* STATED TASK
Return the material word for word. Do not include the pictures.

>> START

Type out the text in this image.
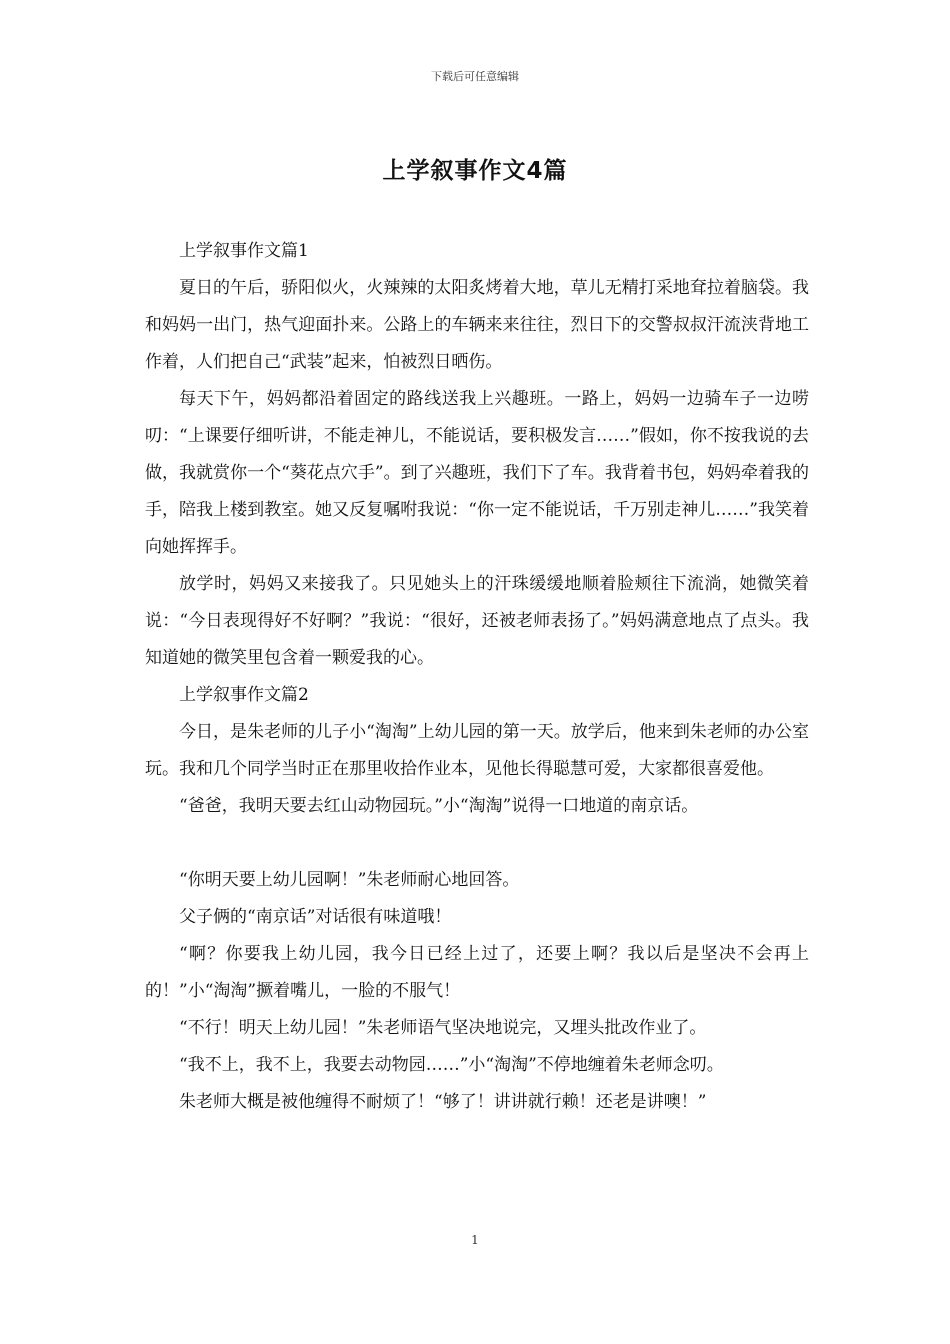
下载后可任意编辑
上学叙事作文4篇

上学叙事作文篇1

夏日的午后，骄阳似火，火辣辣的太阳炙烤着大地，草儿无精打采地耷拉着脑袋。我和妈妈一出门，热气迎面扑来。公路上的车辆来来往往，烈日下的交警叔叔汗流浃背地工作着，人们把自己“武装”起来，怕被烈日晒伤。

每天下午，妈妈都沿着固定的路线送我上兴趣班。一路上，妈妈一边骑车子一边唠叨：“上课要仔细听讲，不能走神儿，不能说话，要积极发言……”假如，你不按我说的去做，我就赏你一个“葵花点穴手”。到了兴趣班，我们下了车。我背着书包，妈妈牵着我的手，陪我上楼到教室。她又反复嘱咐我说：“你一定不能说话，千万别走神儿……”我笑着向她挥挥手。

放学时，妈妈又来接我了。只见她头上的汗珠缓缓地顺着脸颊往下流淌，她微笑着说：“今日表现得好不好啊？”我说：“很好，还被老师表扬了。”妈妈满意地点了点头。我知道她的微笑里包含着一颗爱我的心。

上学叙事作文篇2

今日，是朱老师的儿子小“淘淘”上幼儿园的第一天。放学后，他来到朱老师的办公室玩。我和几个同学当时正在那里收拾作业本，见他长得聪慧可爱，大家都很喜爱他。

“爸爸，我明天要去红山动物园玩。”小“淘淘”说得一口地道的南京话。

“你明天要上幼儿园啊！”朱老师耐心地回答。

父子俩的“南京话”对话很有味道哦！

“啊？你要我上幼儿园，我今日已经上过了，还要上啊？我以后是坚决不会再上的！”小“淘淘”撅着嘴儿，一脸的不服气！

“不行！明天上幼儿园！”朱老师语气坚决地说完，又埋头批改作业了。

“我不上，我不上，我要去动物园……”小“淘淘”不停地缠着朱老师念叨。

朱老师大概是被他缠得不耐烦了！“够了！讲讲就行赖！还老是讲噢！”

1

>> END

* SOLUTION FOR THIS EXERCISE
Type out the text in this image.
下载后可任意编辑
上学叙事作文4篇

上学叙事作文篇1

夏日的午后，骄阳似火，火辣辣的太阳炙烤着大地，草儿无精打采地耷拉着脑袋。我和妈妈一出门，热气迎面扑来。公路上的车辆来来往往，烈日下的交警叔叔汗流浃背地工作着，人们把自己“武装”起来，怕被烈日晒伤。

每天下午，妈妈都沿着固定的路线送我上兴趣班。一路上，妈妈一边骑车子一边唠叨：“上课要仔细听讲，不能走神儿，不能说话，要积极发言……”假如，你不按我说的去做，我就赏你一个“葵花点穴手”。到了兴趣班，我们下了车。我背着书包，妈妈牵着我的手，陪我上楼到教室。她又反复嘱咐我说：“你一定不能说话，千万别走神儿……”我笑着向她挥挥手。

放学时，妈妈又来接我了。只见她头上的汗珠缓缓地顺着脸颊往下流淌，她微笑着说：“今日表现得好不好啊？”我说：“很好，还被老师表扬了。”妈妈满意地点了点头。我知道她的微笑里包含着一颗爱我的心。

上学叙事作文篇2

今日，是朱老师的儿子小“淘淘”上幼儿园的第一天。放学后，他来到朱老师的办公室玩。我和几个同学当时正在那里收拾作业本，见他长得聪慧可爱，大家都很喜爱他。

“爸爸，我明天要去红山动物园玩。”小“淘淘”说得一口地道的南京话。

“你明天要上幼儿园啊！”朱老师耐心地回答。

父子俩的“南京话”对话很有味道哦！

“啊？你要我上幼儿园，我今日已经上过了，还要上啊？我以后是坚决不会再上的！”小“淘淘”撅着嘴儿，一脸的不服气！

“不行！明天上幼儿园！”朱老师语气坚决地说完，又埋头批改作业了。

“我不上，我不上，我要去动物园……”小“淘淘”不停地缠着朱老师念叨。

朱老师大概是被他缠得不耐烦了！“够了！讲讲就行赖！还老是讲噢！”

1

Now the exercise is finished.